**THE TASK:** Write out each line exactly as it stands, please.

[Dataset records]
>>>>>

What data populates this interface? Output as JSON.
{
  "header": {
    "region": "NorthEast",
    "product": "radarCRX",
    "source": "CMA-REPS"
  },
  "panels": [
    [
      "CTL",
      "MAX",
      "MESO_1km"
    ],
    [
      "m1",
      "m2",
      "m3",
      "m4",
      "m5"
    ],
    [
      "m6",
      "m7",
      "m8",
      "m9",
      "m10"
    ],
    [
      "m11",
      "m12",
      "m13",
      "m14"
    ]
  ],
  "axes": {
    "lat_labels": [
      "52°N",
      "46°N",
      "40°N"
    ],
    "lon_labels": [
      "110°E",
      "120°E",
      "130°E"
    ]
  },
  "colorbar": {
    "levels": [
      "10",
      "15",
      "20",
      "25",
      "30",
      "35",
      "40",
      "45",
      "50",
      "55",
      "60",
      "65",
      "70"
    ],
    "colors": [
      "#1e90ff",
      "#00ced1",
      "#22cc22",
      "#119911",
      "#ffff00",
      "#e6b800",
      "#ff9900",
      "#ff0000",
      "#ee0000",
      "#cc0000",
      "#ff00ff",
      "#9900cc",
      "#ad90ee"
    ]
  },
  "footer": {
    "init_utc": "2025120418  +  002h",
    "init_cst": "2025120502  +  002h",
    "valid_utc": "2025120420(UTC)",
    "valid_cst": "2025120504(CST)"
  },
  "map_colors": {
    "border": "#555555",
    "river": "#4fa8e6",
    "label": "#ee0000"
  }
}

<<<<<

**WRITTEN SOLUTION:**
What data populates this interface? Output as JSON.
{
  "header": {
    "region": "NorthEast",
    "product": "radarCRX",
    "source": "CMA-REPS"
  },
  "panels": [
    [
      "CTL",
      "MAX",
      "MESO_1km"
    ],
    [
      "m1",
      "m2",
      "m3",
      "m4",
      "m5"
    ],
    [
      "m6",
      "m7",
      "m8",
      "m9",
      "m10"
    ],
    [
      "m11",
      "m12",
      "m13",
      "m14"
    ]
  ],
  "axes": {
    "lat_labels": [
      "52°N",
      "46°N",
      "40°N"
    ],
    "lon_labels": [
      "110°E",
      "120°E",
      "130°E"
    ]
  },
  "colorbar": {
    "levels": [
      "10",
      "15",
      "20",
      "25",
      "30",
      "35",
      "40",
      "45",
      "50",
      "55",
      "60",
      "65",
      "70"
    ],
    "colors": [
      "#1e90ff",
      "#00ced1",
      "#22cc22",
      "#119911",
      "#ffff00",
      "#e6b800",
      "#ff9900",
      "#ff0000",
      "#ee0000",
      "#cc0000",
      "#ff00ff",
      "#9900cc",
      "#ad90ee"
    ]
  },
  "footer": {
    "init_utc": "2025120418  +  002h",
    "init_cst": "2025120502  +  002h",
    "valid_utc": "2025120420(UTC)",
    "valid_cst": "2025120504(CST)"
  },
  "map_colors": {
    "border": "#555555",
    "river": "#4fa8e6",
    "label": "#ee0000"
  }
}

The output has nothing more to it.